=== Textauszug ===

Wie viele Kräuter passen in einen Gin, welches Tonic hat die schönste Perlage und bei welchen vermeintlich neuen Aromen schnalzt der Liebhaber noch mit der Zunge? Fragen die in schöner Regelmäßigkeit wieder auftauchen, wenn es um die Trendspirituose geht.
Viele Kräuter, Rinden oder Pflanzen dürfte man nicht mehr finden, die noch nicht in einem Gin verarbeitet wurden beziehungsweise ihm sein unvergleichliches Aroma verleihen. Es müssen also andere Wege gefunden werden, um einen neuen Gin interessant zu entwickeln.
Hoffentlich ein Blick in die Zukunft
Was an dieser Stelle klingt wie das nächste Schmählied auf den überbordenden Gin-Hype ist alles andere als das, sondern ein hoffnungsvoller Blick auf einen Markt, der gerade erst den Kinderschuhen entsprungen ist. War fassgelagert vor langer Zeit ein Zufallsprodukt, ist heute das Zusammenspiel von Destillat, Holz und vorherigen Inhalten eine Wissenschaft für sich, und immer mehr Brenner und Fassexperten beschäftigen sich mit Gin und dessen Fassreifung.War Citadelle Gin vor einigen Jahren noch recht einsamer Vorreiter in dieser Kategorie, gibt es immer mehr Abfüllungen, die auf den Markt drängen und einen Platz im Regal für sich beanspruchen. Einer der deutschen Vertreter dieser neuen Gin-Gattung ist der „the oriGINal – pure pleasure“ aus der Brennerei Scheibel. Verpackt in einer edlen Flasche mit goldenem Korken, erinnert das Äußere eher an Cognac, als an Gin. Gin finished in Cherry Brandy Casks – so die Information auf dem Etikett. 43% Vol. Alkohol beinhaltet die Flasche und der leicht rosige Schein der Flüssigkeit lässt auf einen spürbaren Einfluss des Fasses hoffen. Vor der Verkostung soll aber geklärt werden, wie jemand auf die Idee kommt Gin in Fässer zu füllen.

=== Annotationsdaten zu Begrenzungsrahmen ===
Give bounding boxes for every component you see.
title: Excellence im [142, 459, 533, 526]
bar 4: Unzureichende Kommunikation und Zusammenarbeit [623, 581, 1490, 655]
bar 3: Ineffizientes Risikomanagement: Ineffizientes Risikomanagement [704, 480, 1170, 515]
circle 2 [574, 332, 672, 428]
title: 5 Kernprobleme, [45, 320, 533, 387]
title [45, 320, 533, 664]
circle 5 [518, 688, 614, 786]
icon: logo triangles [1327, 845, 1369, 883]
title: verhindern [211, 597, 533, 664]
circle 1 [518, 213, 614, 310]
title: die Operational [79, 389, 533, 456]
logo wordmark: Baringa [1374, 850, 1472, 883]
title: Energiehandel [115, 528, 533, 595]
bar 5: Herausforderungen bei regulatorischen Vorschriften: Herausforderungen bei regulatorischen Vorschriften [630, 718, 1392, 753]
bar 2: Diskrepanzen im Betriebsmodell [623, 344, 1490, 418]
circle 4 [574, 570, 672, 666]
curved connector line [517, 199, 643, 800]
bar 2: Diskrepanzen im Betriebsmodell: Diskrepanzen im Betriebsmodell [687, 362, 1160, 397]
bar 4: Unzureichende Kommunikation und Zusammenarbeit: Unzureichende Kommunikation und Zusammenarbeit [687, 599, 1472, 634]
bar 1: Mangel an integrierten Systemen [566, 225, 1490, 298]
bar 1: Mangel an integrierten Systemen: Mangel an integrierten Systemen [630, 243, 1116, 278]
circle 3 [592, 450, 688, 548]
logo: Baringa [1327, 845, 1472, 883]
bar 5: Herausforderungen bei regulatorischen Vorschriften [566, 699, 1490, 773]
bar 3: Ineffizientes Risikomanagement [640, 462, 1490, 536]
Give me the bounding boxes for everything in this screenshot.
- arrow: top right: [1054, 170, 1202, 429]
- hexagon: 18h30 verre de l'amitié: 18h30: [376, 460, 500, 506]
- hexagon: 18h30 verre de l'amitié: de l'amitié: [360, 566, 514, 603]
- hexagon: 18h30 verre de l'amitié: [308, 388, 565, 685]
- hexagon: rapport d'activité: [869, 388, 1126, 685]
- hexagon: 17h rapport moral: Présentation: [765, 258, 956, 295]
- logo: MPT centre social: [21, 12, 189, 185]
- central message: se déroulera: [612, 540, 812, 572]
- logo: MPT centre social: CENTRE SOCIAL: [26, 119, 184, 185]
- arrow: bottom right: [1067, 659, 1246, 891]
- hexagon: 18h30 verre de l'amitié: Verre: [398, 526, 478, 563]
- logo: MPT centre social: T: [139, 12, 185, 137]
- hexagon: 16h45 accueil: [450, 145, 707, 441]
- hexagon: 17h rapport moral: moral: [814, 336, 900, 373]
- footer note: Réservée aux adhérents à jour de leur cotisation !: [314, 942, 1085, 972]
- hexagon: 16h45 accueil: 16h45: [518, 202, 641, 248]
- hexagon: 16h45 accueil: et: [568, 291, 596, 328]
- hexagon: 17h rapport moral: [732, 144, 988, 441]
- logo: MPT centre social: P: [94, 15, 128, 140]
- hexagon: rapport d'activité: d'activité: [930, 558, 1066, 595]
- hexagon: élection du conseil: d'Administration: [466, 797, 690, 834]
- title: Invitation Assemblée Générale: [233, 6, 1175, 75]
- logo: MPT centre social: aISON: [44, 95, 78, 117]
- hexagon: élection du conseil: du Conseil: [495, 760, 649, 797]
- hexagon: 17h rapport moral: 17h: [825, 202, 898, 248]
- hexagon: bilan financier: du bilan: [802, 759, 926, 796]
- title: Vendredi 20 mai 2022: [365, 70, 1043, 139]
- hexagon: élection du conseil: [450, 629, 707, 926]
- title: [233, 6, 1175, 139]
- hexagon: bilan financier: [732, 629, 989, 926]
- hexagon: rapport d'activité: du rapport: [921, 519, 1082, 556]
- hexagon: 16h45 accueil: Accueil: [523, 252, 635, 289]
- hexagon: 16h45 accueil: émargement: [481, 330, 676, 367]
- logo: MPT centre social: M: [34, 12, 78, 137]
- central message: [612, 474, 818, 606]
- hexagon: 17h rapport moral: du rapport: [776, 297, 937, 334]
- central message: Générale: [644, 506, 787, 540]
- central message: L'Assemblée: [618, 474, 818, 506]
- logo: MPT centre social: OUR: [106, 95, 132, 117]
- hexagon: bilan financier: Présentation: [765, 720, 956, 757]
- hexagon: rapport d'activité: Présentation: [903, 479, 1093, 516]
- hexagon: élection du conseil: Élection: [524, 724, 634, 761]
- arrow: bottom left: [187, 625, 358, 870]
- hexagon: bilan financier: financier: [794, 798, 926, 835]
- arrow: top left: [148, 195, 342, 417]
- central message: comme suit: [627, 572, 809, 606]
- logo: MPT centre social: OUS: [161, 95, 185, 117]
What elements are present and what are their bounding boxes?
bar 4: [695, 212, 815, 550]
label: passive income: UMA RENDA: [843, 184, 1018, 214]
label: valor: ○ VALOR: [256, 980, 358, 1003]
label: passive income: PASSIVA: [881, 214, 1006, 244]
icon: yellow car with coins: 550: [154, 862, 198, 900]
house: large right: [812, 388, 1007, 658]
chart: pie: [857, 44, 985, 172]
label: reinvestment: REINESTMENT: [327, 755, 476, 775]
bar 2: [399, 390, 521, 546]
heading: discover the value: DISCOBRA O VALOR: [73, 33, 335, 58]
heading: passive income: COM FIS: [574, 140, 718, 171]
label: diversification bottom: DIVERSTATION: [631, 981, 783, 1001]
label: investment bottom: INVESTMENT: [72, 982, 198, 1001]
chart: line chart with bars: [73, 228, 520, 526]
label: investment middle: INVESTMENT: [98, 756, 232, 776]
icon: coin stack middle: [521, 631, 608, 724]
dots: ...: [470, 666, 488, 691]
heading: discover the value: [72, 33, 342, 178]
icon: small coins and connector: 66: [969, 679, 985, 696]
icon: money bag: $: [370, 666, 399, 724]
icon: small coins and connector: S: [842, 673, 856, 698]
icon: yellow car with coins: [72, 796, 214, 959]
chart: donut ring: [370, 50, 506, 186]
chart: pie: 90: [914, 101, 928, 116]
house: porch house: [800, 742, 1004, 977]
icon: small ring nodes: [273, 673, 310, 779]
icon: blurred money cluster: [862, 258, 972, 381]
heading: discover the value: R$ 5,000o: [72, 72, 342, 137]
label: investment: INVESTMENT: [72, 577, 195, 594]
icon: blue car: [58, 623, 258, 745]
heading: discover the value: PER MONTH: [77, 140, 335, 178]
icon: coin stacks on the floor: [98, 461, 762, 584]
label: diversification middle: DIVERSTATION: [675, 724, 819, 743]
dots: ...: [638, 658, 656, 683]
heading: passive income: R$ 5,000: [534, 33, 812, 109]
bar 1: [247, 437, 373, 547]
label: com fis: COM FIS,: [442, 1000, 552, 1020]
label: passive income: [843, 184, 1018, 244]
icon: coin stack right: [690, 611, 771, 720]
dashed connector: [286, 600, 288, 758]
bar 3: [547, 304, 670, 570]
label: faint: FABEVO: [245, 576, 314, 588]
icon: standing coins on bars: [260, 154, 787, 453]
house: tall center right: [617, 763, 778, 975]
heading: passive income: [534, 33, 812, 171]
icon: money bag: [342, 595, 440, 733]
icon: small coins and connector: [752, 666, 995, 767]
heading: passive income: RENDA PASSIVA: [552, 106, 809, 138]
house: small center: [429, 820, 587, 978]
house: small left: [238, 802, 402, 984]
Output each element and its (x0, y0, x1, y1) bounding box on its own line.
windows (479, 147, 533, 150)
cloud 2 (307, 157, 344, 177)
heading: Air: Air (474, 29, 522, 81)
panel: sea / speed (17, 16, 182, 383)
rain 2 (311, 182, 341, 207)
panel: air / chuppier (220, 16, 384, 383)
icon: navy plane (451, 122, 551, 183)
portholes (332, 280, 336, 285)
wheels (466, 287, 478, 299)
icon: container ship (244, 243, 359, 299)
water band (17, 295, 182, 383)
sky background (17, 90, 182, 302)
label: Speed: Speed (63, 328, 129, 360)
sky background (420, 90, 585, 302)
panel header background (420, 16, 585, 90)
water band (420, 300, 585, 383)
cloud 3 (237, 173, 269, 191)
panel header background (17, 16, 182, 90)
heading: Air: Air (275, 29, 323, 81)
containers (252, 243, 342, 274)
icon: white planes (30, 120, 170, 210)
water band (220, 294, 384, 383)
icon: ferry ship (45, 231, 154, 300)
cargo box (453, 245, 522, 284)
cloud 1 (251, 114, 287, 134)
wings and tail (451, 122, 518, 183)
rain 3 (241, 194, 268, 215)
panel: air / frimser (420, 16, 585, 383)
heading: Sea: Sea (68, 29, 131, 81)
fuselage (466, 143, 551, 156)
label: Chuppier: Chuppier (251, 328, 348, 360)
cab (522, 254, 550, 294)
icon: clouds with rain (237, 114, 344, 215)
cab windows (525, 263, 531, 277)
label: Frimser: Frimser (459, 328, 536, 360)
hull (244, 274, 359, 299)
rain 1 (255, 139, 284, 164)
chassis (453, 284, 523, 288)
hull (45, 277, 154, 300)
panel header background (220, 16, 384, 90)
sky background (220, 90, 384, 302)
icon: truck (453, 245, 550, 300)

=== Aufgaben ===
• A. Übertragen Sie aus dem Textauszug über Gin den Wortlaut von „Viele Kräuter, Rinden“ bis einschließlich „interessant zu entwickeln.“.
• B. Geben Sie die Auflistung vom Anfang bis einschließlich der Zeile mit „curved connector line [517, 199, 643, 800]“ wieder und ersetzen Sie darin „circle“ durch „Kreis“. Alles andere bleibt unverändert, und weitere Zeilen sind nicht aufzuführen.

=== Gelöste Aufgaben ===
• A.
Viele Kräuter, Rinden oder Pflanzen dürfte man nicht mehr finden, die noch nicht in einem Gin verarbeitet wurden beziehungsweise ihm sein unvergleichliches Aroma verleihen. Es müssen also andere Wege gefunden werden, um einen neuen Gin interessant zu entwickeln.

• B.
Give bounding boxes for every component you see.
title: Excellence im [142, 459, 533, 526]
bar 4: Unzureichende Kommunikation und Zusammenarbeit [623, 581, 1490, 655]
bar 3: Ineffizientes Risikomanagement: Ineffizientes Risikomanagement [704, 480, 1170, 515]
Kreis 2 [574, 332, 672, 428]
title: 5 Kernprobleme, [45, 320, 533, 387]
title [45, 320, 533, 664]
Kreis 5 [518, 688, 614, 786]
icon: logo triangles [1327, 845, 1369, 883]
title: verhindern [211, 597, 533, 664]
Kreis 1 [518, 213, 614, 310]
title: die Operational [79, 389, 533, 456]
logo wordmark: Baringa [1374, 850, 1472, 883]
title: Energiehandel [115, 528, 533, 595]
bar 5: Herausforderungen bei regulatorischen Vorschriften: Herausforderungen bei regulatorischen Vorschriften [630, 718, 1392, 753]
bar 2: Diskrepanzen im Betriebsmodell [623, 344, 1490, 418]
Kreis 4 [574, 570, 672, 666]
curved connector line [517, 199, 643, 800]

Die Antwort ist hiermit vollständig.